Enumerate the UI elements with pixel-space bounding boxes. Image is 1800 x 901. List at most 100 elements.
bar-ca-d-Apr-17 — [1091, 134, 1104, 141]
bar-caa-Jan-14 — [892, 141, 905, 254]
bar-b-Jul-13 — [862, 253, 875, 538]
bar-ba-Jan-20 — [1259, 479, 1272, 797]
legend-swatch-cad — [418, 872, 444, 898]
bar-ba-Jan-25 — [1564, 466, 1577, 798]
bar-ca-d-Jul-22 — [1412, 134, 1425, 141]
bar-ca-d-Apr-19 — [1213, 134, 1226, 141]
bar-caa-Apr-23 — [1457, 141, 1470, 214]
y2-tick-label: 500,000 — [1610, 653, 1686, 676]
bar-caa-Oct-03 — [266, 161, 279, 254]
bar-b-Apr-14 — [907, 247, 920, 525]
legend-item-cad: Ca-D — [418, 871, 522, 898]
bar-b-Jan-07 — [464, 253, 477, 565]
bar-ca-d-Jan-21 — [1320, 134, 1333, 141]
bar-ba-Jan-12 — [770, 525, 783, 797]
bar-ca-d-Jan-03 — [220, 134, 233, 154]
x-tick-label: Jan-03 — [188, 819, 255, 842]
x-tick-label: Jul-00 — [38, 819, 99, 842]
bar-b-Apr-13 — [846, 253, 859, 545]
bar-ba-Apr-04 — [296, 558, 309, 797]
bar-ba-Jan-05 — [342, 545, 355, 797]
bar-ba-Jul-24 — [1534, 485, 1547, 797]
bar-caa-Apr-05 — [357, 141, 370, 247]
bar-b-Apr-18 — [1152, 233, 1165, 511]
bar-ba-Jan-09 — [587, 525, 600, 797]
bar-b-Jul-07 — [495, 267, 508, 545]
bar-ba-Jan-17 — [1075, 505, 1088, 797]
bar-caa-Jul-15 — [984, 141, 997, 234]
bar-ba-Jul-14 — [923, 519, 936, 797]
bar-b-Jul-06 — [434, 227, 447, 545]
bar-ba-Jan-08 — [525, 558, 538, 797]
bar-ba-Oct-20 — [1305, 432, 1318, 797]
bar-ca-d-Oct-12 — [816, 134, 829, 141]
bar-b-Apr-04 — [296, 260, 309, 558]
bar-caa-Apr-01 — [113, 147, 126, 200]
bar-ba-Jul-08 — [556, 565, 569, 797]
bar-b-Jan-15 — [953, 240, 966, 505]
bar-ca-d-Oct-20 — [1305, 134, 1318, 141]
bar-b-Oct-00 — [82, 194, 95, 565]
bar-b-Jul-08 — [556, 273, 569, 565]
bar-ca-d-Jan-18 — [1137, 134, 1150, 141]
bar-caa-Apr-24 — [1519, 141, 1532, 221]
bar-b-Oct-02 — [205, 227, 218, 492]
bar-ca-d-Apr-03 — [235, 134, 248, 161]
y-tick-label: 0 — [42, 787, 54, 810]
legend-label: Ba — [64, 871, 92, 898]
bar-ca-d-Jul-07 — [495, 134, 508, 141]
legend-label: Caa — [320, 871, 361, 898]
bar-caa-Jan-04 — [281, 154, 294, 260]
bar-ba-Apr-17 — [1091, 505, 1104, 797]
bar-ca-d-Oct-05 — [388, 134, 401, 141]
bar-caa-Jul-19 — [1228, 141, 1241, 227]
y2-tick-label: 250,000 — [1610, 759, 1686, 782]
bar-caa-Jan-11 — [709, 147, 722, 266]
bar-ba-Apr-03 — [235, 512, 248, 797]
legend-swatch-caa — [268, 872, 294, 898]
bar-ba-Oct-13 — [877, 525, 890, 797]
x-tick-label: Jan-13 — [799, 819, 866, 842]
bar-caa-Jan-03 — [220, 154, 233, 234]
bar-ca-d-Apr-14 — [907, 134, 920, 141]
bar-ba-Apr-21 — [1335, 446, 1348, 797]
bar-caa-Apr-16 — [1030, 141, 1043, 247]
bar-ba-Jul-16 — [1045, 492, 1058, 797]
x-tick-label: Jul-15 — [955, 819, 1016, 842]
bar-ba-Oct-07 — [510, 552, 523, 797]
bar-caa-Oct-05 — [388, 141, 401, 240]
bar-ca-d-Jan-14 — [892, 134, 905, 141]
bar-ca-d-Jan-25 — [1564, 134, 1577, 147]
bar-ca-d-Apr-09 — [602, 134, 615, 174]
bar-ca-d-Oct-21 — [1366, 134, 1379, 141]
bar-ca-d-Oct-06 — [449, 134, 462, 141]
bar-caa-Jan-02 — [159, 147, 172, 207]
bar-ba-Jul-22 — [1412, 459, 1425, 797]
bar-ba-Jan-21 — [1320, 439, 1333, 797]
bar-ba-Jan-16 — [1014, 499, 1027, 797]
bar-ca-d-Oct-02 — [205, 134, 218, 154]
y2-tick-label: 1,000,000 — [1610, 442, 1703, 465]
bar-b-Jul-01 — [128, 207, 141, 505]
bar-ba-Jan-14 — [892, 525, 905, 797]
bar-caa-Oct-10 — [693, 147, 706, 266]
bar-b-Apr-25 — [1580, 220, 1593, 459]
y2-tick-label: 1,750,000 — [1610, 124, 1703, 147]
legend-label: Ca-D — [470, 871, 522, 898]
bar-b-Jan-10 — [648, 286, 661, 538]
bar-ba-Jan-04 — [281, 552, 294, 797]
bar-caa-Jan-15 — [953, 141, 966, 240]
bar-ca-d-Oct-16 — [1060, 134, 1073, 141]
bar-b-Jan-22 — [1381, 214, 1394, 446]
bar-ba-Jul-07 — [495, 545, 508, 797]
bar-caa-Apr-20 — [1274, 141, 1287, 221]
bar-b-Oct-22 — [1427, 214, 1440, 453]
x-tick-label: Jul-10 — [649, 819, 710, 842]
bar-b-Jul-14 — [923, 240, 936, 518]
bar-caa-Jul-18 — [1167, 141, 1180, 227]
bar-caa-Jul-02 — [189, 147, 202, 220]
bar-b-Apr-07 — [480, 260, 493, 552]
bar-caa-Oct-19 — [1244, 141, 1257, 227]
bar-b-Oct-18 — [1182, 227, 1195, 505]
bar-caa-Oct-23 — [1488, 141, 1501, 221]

◇ ◇ ◇ ◇ ◇ ◇ ◇

- _Your task_: Can you give all the entries above again, substituting "legend-text" for every "legend-label" and leaving everything else unchanged?

- _The output_:
Enumerate the UI elements with pixel-space bounding boxes. Image is 1800 x 901. List at most 100 elements.
bar-ca-d-Apr-17 — [1091, 134, 1104, 141]
bar-caa-Jan-14 — [892, 141, 905, 254]
bar-b-Jul-13 — [862, 253, 875, 538]
bar-ba-Jan-20 — [1259, 479, 1272, 797]
legend-swatch-cad — [418, 872, 444, 898]
bar-ba-Jan-25 — [1564, 466, 1577, 798]
bar-ca-d-Jul-22 — [1412, 134, 1425, 141]
bar-ca-d-Apr-19 — [1213, 134, 1226, 141]
bar-caa-Apr-23 — [1457, 141, 1470, 214]
y2-tick-label: 500,000 — [1610, 653, 1686, 676]
bar-caa-Oct-03 — [266, 161, 279, 254]
bar-b-Apr-14 — [907, 247, 920, 525]
legend-item-cad: Ca-D — [418, 871, 522, 898]
bar-b-Jan-07 — [464, 253, 477, 565]
bar-ca-d-Jan-21 — [1320, 134, 1333, 141]
bar-ba-Jan-12 — [770, 525, 783, 797]
bar-ca-d-Jan-03 — [220, 134, 233, 154]
x-tick-label: Jan-03 — [188, 819, 255, 842]
x-tick-label: Jul-00 — [38, 819, 99, 842]
bar-b-Apr-13 — [846, 253, 859, 545]
bar-ba-Apr-04 — [296, 558, 309, 797]
bar-ba-Jan-05 — [342, 545, 355, 797]
bar-ba-Jul-24 — [1534, 485, 1547, 797]
bar-caa-Apr-05 — [357, 141, 370, 247]
bar-b-Apr-18 — [1152, 233, 1165, 511]
bar-ba-Jan-09 — [587, 525, 600, 797]
bar-b-Jul-07 — [495, 267, 508, 545]
bar-ba-Jan-17 — [1075, 505, 1088, 797]
bar-caa-Jul-15 — [984, 141, 997, 234]
bar-ba-Jul-14 — [923, 519, 936, 797]
bar-b-Jul-06 — [434, 227, 447, 545]
bar-ba-Jan-08 — [525, 558, 538, 797]
bar-ba-Oct-20 — [1305, 432, 1318, 797]
bar-ca-d-Oct-12 — [816, 134, 829, 141]
bar-b-Apr-04 — [296, 260, 309, 558]
bar-caa-Apr-01 — [113, 147, 126, 200]
bar-ba-Jul-08 — [556, 565, 569, 797]
bar-b-Jan-15 — [953, 240, 966, 505]
bar-ca-d-Oct-20 — [1305, 134, 1318, 141]
bar-b-Oct-00 — [82, 194, 95, 565]
bar-b-Jul-08 — [556, 273, 569, 565]
bar-ca-d-Jan-18 — [1137, 134, 1150, 141]
bar-caa-Apr-24 — [1519, 141, 1532, 221]
bar-b-Oct-02 — [205, 227, 218, 492]
bar-ca-d-Apr-03 — [235, 134, 248, 161]
y-tick-label: 0 — [42, 787, 54, 810]
legend-text: Ba — [64, 871, 92, 898]
bar-ca-d-Jul-07 — [495, 134, 508, 141]
legend-text: Caa — [320, 871, 361, 898]
bar-caa-Jan-04 — [281, 154, 294, 260]
bar-ba-Apr-17 — [1091, 505, 1104, 797]
bar-ca-d-Oct-05 — [388, 134, 401, 141]
bar-caa-Jul-19 — [1228, 141, 1241, 227]
y2-tick-label: 250,000 — [1610, 759, 1686, 782]
bar-caa-Jan-11 — [709, 147, 722, 266]
bar-ba-Apr-03 — [235, 512, 248, 797]
legend-swatch-caa — [268, 872, 294, 898]
bar-ba-Oct-13 — [877, 525, 890, 797]
x-tick-label: Jan-13 — [799, 819, 866, 842]
bar-caa-Jan-03 — [220, 154, 233, 234]
bar-ca-d-Apr-14 — [907, 134, 920, 141]
bar-ba-Apr-21 — [1335, 446, 1348, 797]
bar-caa-Apr-16 — [1030, 141, 1043, 247]
bar-ba-Jul-16 — [1045, 492, 1058, 797]
x-tick-label: Jul-15 — [955, 819, 1016, 842]
bar-ba-Oct-07 — [510, 552, 523, 797]
bar-caa-Oct-05 — [388, 141, 401, 240]
bar-ca-d-Jan-14 — [892, 134, 905, 141]
bar-ca-d-Jan-25 — [1564, 134, 1577, 147]
bar-ca-d-Apr-09 — [602, 134, 615, 174]
bar-ca-d-Oct-21 — [1366, 134, 1379, 141]
bar-ca-d-Oct-06 — [449, 134, 462, 141]
bar-caa-Jan-02 — [159, 147, 172, 207]
bar-ba-Jul-22 — [1412, 459, 1425, 797]
bar-ba-Jan-21 — [1320, 439, 1333, 797]
bar-ba-Jan-16 — [1014, 499, 1027, 797]
bar-ca-d-Oct-02 — [205, 134, 218, 154]
y2-tick-label: 1,000,000 — [1610, 442, 1703, 465]
bar-b-Jul-01 — [128, 207, 141, 505]
bar-ba-Jan-14 — [892, 525, 905, 797]
bar-caa-Oct-10 — [693, 147, 706, 266]
bar-b-Apr-25 — [1580, 220, 1593, 459]
y2-tick-label: 1,750,000 — [1610, 124, 1703, 147]
legend-text: Ca-D — [470, 871, 522, 898]
bar-b-Jan-10 — [648, 286, 661, 538]
bar-ba-Jan-04 — [281, 552, 294, 797]
bar-caa-Jan-15 — [953, 141, 966, 240]
bar-ca-d-Oct-16 — [1060, 134, 1073, 141]
bar-b-Jan-22 — [1381, 214, 1394, 446]
bar-ba-Jul-07 — [495, 545, 508, 797]
bar-caa-Apr-20 — [1274, 141, 1287, 221]
bar-b-Oct-22 — [1427, 214, 1440, 453]
x-tick-label: Jul-10 — [649, 819, 710, 842]
bar-b-Jul-14 — [923, 240, 936, 518]
bar-caa-Jul-18 — [1167, 141, 1180, 227]
bar-caa-Jul-02 — [189, 147, 202, 220]
bar-b-Apr-07 — [480, 260, 493, 552]
bar-caa-Oct-19 — [1244, 141, 1257, 227]
bar-b-Oct-18 — [1182, 227, 1195, 505]
bar-caa-Oct-23 — [1488, 141, 1501, 221]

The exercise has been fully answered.